Your task: Your copy of the material below should match it exactly, except that it holds no pictures.

Records shown:
__________

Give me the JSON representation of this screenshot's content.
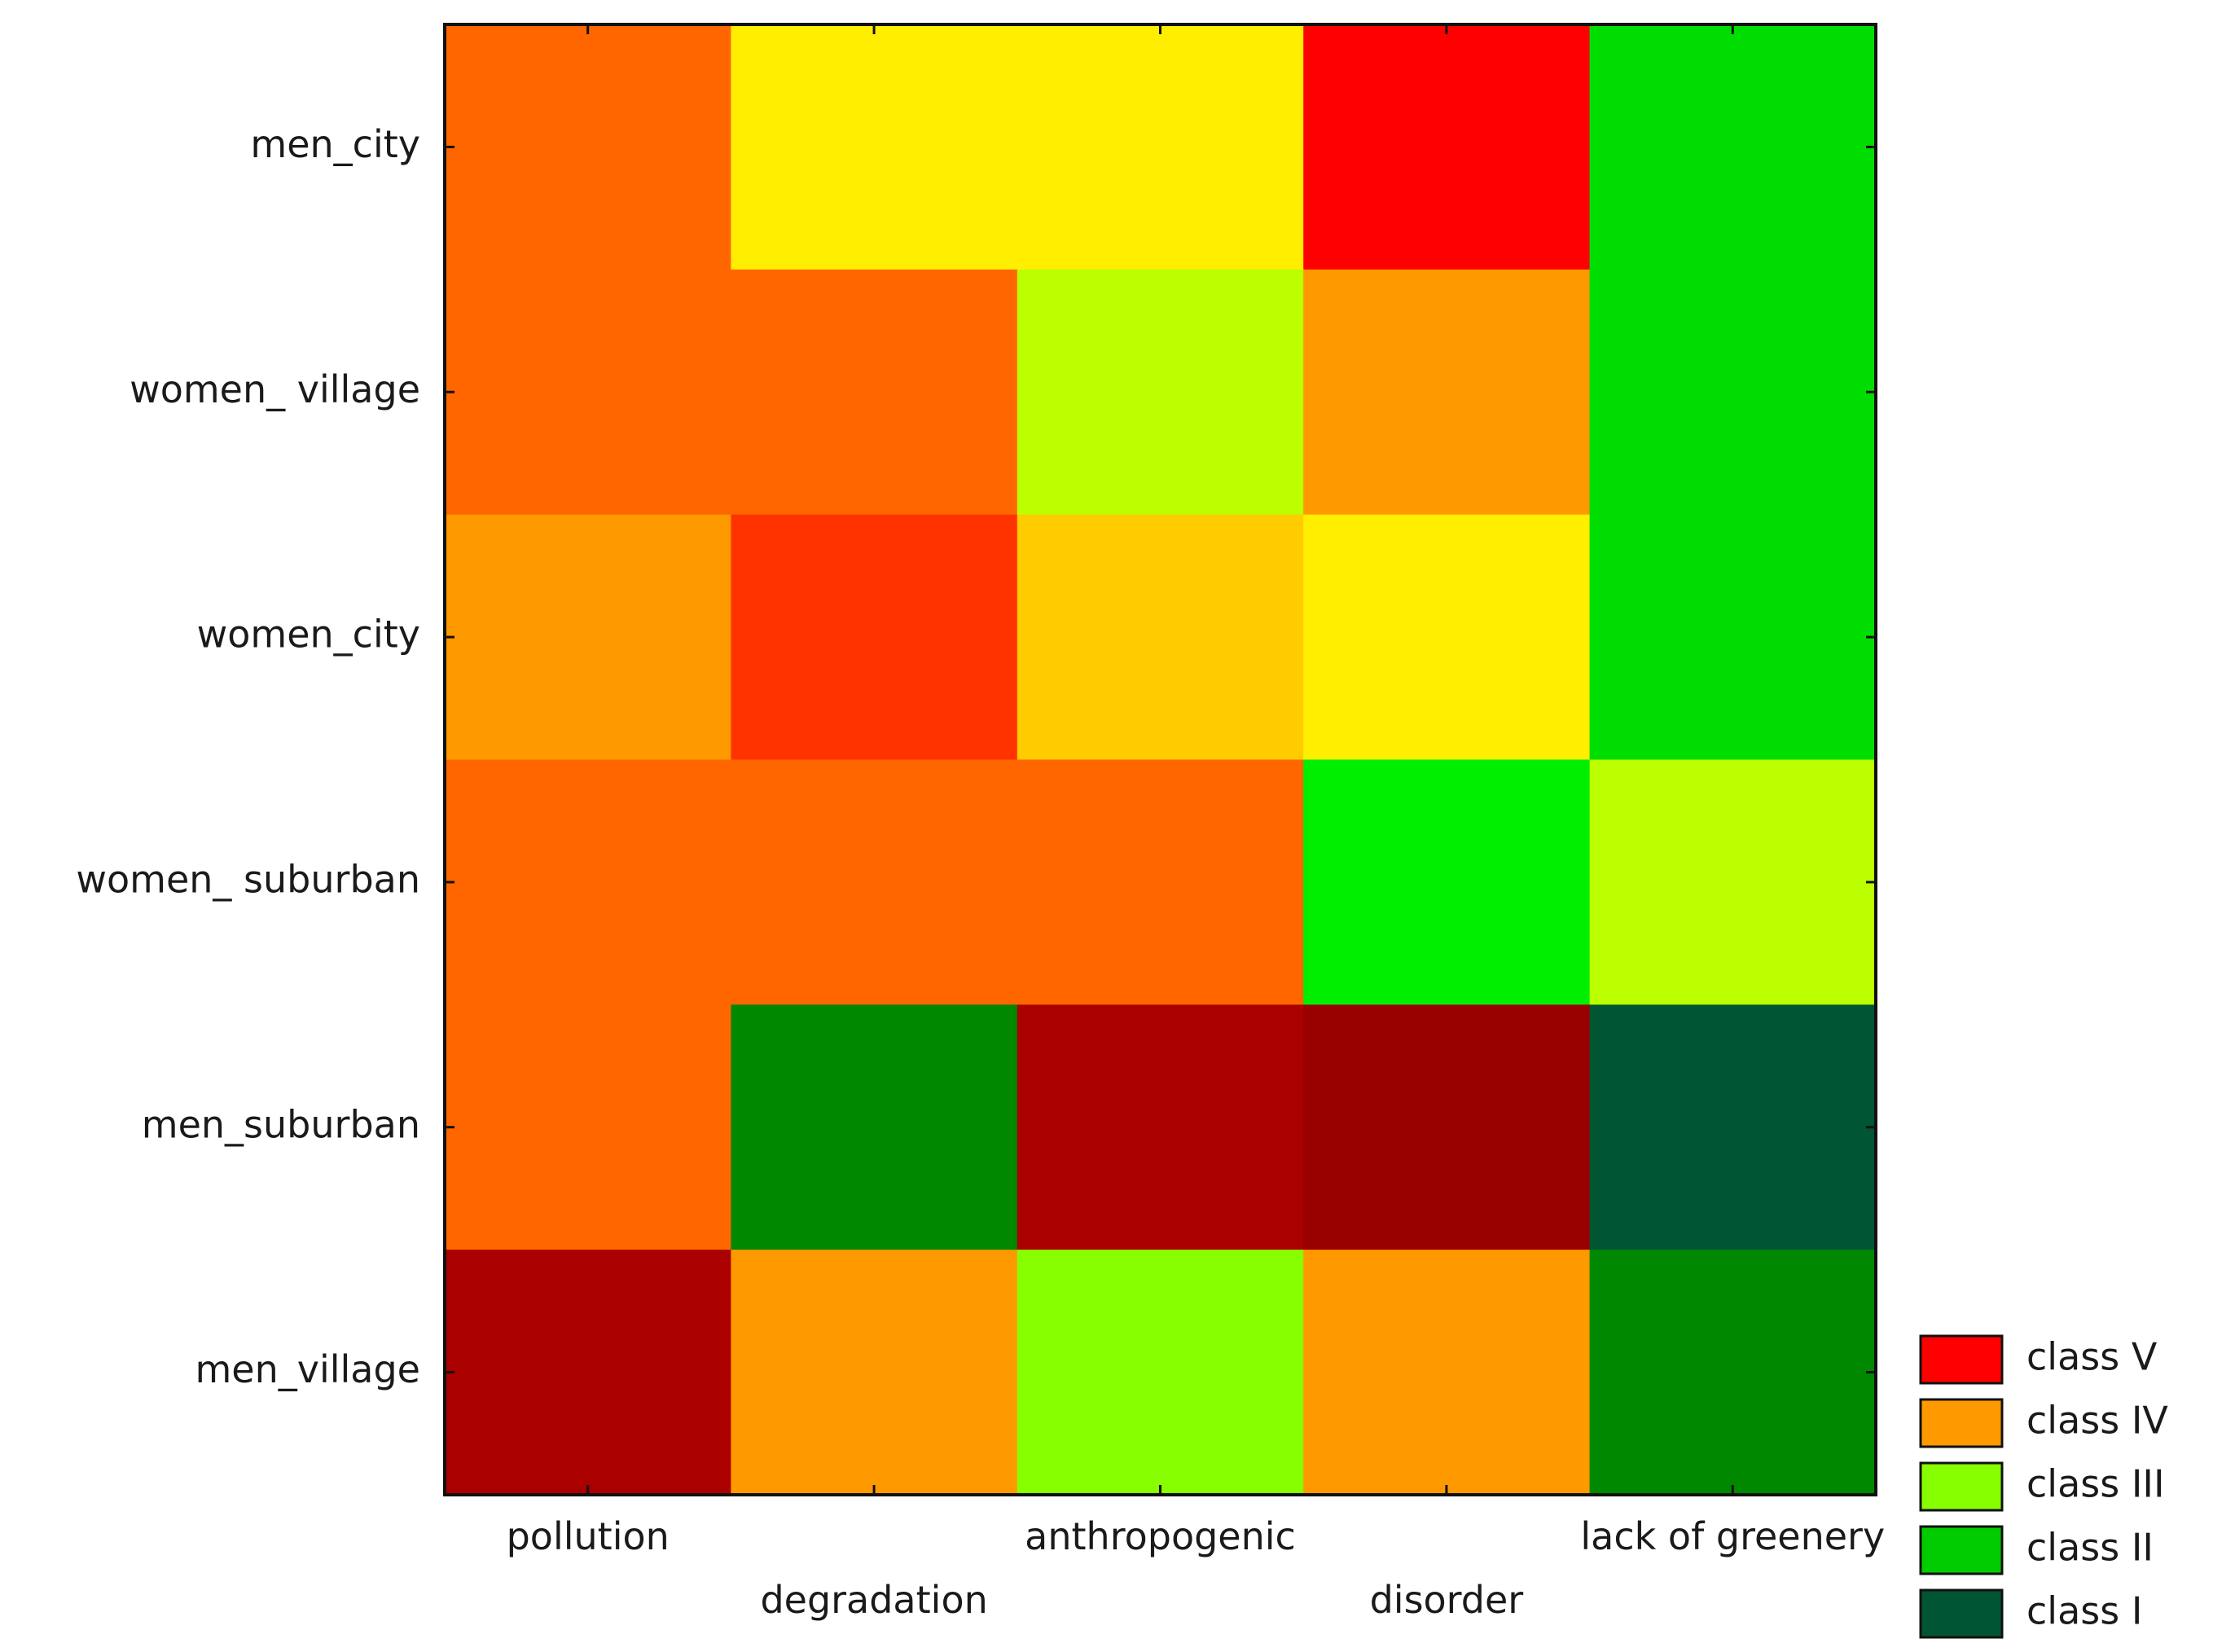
{
  "chart_data": {
    "type": "heatmap",
    "title": "",
    "xlabel": "",
    "ylabel": "",
    "columns": [
      "pollution",
      "degradation",
      "anthropogenic",
      "disorder",
      "lack of greenery"
    ],
    "rows": [
      "men_city",
      "women_ village",
      "women_city",
      "women_ suburban",
      "men_suburban",
      "men_village"
    ],
    "cell_colors": [
      [
        "#ff6600",
        "#ffee00",
        "#ffee00",
        "#ff0000",
        "#00dd00"
      ],
      [
        "#ff6600",
        "#ff6600",
        "#bbff00",
        "#ff9900",
        "#00dd00"
      ],
      [
        "#ff9900",
        "#ff3300",
        "#ffcc00",
        "#ffee00",
        "#00dd00"
      ],
      [
        "#ff6600",
        "#ff6600",
        "#ff6600",
        "#00ee00",
        "#bbff00"
      ],
      [
        "#ff6600",
        "#008800",
        "#aa0000",
        "#990000",
        "#005533"
      ],
      [
        "#aa0000",
        "#ff9900",
        "#88ff00",
        "#ff9900",
        "#008800"
      ]
    ],
    "legend": {
      "placement": "bottom-right",
      "items": [
        {
          "label": "class  V",
          "color": "#ff0000"
        },
        {
          "label": "class  IV",
          "color": "#ff9900"
        },
        {
          "label": "class  III",
          "color": "#88ff00"
        },
        {
          "label": "class  II",
          "color": "#00cc00"
        },
        {
          "label": "class  I",
          "color": "#005533"
        }
      ]
    }
  }
}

__________

Full answer:
Give me the JSON representation of this screenshot's content.
{
  "chart_data": {
    "type": "heatmap",
    "title": "",
    "xlabel": "",
    "ylabel": "",
    "columns": [
      "pollution",
      "degradation",
      "anthropogenic",
      "disorder",
      "lack of greenery"
    ],
    "rows": [
      "men_city",
      "women_ village",
      "women_city",
      "women_ suburban",
      "men_suburban",
      "men_village"
    ],
    "cell_colors": [
      [
        "#ff6600",
        "#ffee00",
        "#ffee00",
        "#ff0000",
        "#00dd00"
      ],
      [
        "#ff6600",
        "#ff6600",
        "#bbff00",
        "#ff9900",
        "#00dd00"
      ],
      [
        "#ff9900",
        "#ff3300",
        "#ffcc00",
        "#ffee00",
        "#00dd00"
      ],
      [
        "#ff6600",
        "#ff6600",
        "#ff6600",
        "#00ee00",
        "#bbff00"
      ],
      [
        "#ff6600",
        "#008800",
        "#aa0000",
        "#990000",
        "#005533"
      ],
      [
        "#aa0000",
        "#ff9900",
        "#88ff00",
        "#ff9900",
        "#008800"
      ]
    ],
    "legend": {
      "placement": "bottom-right",
      "items": [
        {
          "label": "class  V",
          "color": "#ff0000"
        },
        {
          "label": "class  IV",
          "color": "#ff9900"
        },
        {
          "label": "class  III",
          "color": "#88ff00"
        },
        {
          "label": "class  II",
          "color": "#00cc00"
        },
        {
          "label": "class  I",
          "color": "#005533"
        }
      ]
    }
  }
}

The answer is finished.